_REQUIRED WORK_
1) In the passage comparing chess to storytelling, what language does the writer say chess speaks?
2) Retype the part of the chess and storytelling passage starting with "I’ve recently taken" and going on through "language of story.".
3) Write what comes next in the passage comparing chess to screenwriting, picking up right after its last sentence.

_PASSAGE TO READ_
------------------------------
I’ve recently taken up chess again, years after learning the rules as a kid, and wanted to take a moment to share a quick observation:
Chess speaks the language of story.
This was an idle thought at first, but the more I unpacked it, the more connections I discovered. Like screenwriting, chess is a constant balance of multiple conflicts. Like all good antagonists, the opponent can’t be passive. They force the story, constantly shift the sway of the game, forcing plans to adapt or collapse under pressure. Chess is a game of change, of assimilated knowledge, of action and reaction. Like screenwriting, it demands sacrifices to reach the ending — the bigger the sacrifice, the greater the risk and the reward. Chess fosters courage. Like a good screenplay, chess strips away and resolves minor skirmishes as the bigger heft of story emerges. Like a good screenplay, all the pieces are on the board at the beginning. Like a good screenplay, every piece is important — a minor piece played early holds a crucial role at the end. Like a good screenplay, the final outcome comes down to one or two pieces, finely balanced at the end of the attrition. A seesaw of movements, each outdoing the last, building momentum or shoring up defence. Planning. Problem-solving. Acceptance. Final stands. Last gasp attacks. Forced to find and take the least-worst option. Simple mistakes — or opportunities seized and squandered. A lot of thinking and plenty of gut instinct. The ambiguous ending of a stalemate, or the binary of triumph and despair.
------------------------------
_Box coordinate listings_
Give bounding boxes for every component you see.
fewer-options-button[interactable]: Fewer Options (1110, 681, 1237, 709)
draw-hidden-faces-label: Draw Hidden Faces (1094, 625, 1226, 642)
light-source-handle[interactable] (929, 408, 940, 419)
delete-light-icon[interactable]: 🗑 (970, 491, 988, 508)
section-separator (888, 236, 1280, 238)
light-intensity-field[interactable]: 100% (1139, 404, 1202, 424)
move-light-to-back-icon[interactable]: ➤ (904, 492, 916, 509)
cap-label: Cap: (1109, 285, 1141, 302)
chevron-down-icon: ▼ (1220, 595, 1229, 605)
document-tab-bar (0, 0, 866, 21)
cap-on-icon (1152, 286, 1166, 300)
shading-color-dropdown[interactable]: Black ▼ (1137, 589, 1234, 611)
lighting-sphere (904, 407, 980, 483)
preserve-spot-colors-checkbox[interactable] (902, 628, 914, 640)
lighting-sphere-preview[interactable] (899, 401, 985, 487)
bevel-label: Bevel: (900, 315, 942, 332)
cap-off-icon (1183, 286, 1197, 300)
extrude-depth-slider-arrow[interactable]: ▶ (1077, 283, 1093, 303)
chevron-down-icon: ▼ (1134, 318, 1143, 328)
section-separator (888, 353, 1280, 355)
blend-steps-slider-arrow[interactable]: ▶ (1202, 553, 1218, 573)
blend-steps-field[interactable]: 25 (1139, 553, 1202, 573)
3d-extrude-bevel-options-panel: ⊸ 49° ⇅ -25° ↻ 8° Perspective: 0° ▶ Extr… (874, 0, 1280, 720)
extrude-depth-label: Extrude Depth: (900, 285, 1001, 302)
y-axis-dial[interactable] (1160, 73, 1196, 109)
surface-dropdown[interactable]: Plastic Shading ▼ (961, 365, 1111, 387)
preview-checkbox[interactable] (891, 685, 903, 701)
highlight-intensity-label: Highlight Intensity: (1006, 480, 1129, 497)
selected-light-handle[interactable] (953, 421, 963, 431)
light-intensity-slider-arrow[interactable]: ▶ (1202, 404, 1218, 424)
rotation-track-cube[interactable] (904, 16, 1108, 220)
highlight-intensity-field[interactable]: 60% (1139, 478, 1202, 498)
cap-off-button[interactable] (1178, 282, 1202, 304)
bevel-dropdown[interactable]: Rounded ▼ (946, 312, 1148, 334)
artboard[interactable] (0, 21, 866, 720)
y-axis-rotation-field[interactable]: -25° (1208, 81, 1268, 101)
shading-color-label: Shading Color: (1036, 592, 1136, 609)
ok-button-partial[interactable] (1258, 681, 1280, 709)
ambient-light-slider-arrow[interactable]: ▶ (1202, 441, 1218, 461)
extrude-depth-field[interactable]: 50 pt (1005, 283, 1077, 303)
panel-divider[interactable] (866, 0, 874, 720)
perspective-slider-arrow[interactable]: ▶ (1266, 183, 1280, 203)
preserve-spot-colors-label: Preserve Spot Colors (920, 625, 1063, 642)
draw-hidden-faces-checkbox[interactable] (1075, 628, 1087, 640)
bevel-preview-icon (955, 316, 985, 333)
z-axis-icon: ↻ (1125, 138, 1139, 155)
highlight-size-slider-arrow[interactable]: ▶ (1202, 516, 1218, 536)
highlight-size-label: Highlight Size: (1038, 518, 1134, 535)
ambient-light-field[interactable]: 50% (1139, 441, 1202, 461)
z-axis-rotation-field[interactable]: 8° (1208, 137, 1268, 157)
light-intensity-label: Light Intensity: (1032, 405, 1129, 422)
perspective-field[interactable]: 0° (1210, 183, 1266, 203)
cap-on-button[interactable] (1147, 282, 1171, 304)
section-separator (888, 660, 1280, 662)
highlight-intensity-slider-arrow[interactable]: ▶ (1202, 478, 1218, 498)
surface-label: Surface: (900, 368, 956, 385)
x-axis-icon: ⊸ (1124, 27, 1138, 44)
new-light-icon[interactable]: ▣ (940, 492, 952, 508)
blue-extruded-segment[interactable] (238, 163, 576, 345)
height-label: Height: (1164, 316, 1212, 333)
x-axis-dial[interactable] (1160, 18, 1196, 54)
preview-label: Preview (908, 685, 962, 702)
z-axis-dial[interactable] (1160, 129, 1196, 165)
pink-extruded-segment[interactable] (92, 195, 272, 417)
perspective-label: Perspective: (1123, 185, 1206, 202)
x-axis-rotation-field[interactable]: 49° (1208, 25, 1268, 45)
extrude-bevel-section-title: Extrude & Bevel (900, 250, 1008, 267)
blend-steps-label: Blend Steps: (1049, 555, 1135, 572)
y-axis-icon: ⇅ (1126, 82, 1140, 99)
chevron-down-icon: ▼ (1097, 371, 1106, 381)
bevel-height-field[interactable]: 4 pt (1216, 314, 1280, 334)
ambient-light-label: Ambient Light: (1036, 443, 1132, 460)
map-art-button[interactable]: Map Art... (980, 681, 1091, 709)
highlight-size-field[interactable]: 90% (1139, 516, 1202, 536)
------------------------------
_ANSWERS TO THE TASKS_
1) The language of story.

2)
I’ve recently taken up chess again, years after learning the rules as a kid, and wanted to take a moment to share a quick observation:
Chess speaks the language of story.

3)
Regular readers will know I’m a big fan of an extended metaphor, but come on: there’s a lot there, right? The engines of chess are the engines of drama. There are questions over whether chess can actually change the cognitive function of the brain, but at the very least it’s teaching me conscious patterns of behaviour I find useful in my writing.
Writing with an update on my shortlisting for the IMDB/FilmBath Script To Screen award — thrilled to say that although I didn’t win, I was awarded an Honourable Mention for my work, and the judges identified my storytelling as a strength. I’ll dine out on that for a while. I’m equally pleased to say that the best script won — I was blown away by Katie McNeice’s short ‘Lambing’, about an intersex baby born to a farming family in rural Ireland. It was sparse, powerful, elegant and disarming, and I’m glad it won the award. I’m genuinely honoured to come second to such a brilliant story, and can’t wait to see the finished film.
I was looking forward to seeing the actors read my work, and here they are, with thanks — six students from the Bath Spa University acting degree with a live performance of A Bed For The Boy:
Equally and wonderfully nerve-wracking, the judges then gave live feedback on the stories — here’s the excellent Andrea Gibb talking about my work.
Firstly, A Bed For The Boy did okay at the Grim North Screenplay Festival, and it’s nice to know it wasn’t a fluke — imposter syndrome is always drinking alone somewhere at the back of my brain, giving me evil grins whenever I look over.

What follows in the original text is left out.